§ **Records from a collection**:
** Start **
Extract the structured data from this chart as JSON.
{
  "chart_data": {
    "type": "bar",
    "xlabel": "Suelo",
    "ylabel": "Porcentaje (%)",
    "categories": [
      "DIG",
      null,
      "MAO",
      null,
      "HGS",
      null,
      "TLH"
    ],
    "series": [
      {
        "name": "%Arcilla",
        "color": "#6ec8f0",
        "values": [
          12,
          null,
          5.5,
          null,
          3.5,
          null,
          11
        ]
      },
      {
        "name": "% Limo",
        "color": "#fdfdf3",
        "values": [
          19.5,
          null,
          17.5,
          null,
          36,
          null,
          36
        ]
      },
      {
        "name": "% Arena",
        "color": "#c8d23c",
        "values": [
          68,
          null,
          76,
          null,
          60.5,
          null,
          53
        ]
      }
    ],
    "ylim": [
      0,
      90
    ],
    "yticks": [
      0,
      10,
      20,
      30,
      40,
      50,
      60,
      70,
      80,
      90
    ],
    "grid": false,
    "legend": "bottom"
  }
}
** End **
** Start **
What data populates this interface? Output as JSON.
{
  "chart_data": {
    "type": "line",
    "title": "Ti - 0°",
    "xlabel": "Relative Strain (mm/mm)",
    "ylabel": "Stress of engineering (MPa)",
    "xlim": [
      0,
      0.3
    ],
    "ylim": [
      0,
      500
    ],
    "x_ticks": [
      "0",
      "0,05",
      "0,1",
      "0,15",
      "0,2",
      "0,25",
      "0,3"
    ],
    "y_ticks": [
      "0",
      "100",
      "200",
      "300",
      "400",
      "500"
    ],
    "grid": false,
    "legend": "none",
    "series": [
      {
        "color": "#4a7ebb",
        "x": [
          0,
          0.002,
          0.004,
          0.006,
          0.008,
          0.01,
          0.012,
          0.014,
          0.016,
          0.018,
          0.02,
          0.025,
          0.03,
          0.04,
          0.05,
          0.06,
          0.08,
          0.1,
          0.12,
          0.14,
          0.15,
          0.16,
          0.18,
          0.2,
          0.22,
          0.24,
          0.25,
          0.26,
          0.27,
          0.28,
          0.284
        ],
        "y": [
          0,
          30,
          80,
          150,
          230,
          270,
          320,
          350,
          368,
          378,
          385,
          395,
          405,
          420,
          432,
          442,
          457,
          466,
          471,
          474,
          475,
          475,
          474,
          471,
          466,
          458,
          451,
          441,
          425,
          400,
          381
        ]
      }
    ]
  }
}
** End **
§ **Stated goal**: Return each line with "ylabel".

§ **Answer**:
    "ylabel": "Porcentaje (%)",
    "ylabel": "Stress of engineering (MPa)",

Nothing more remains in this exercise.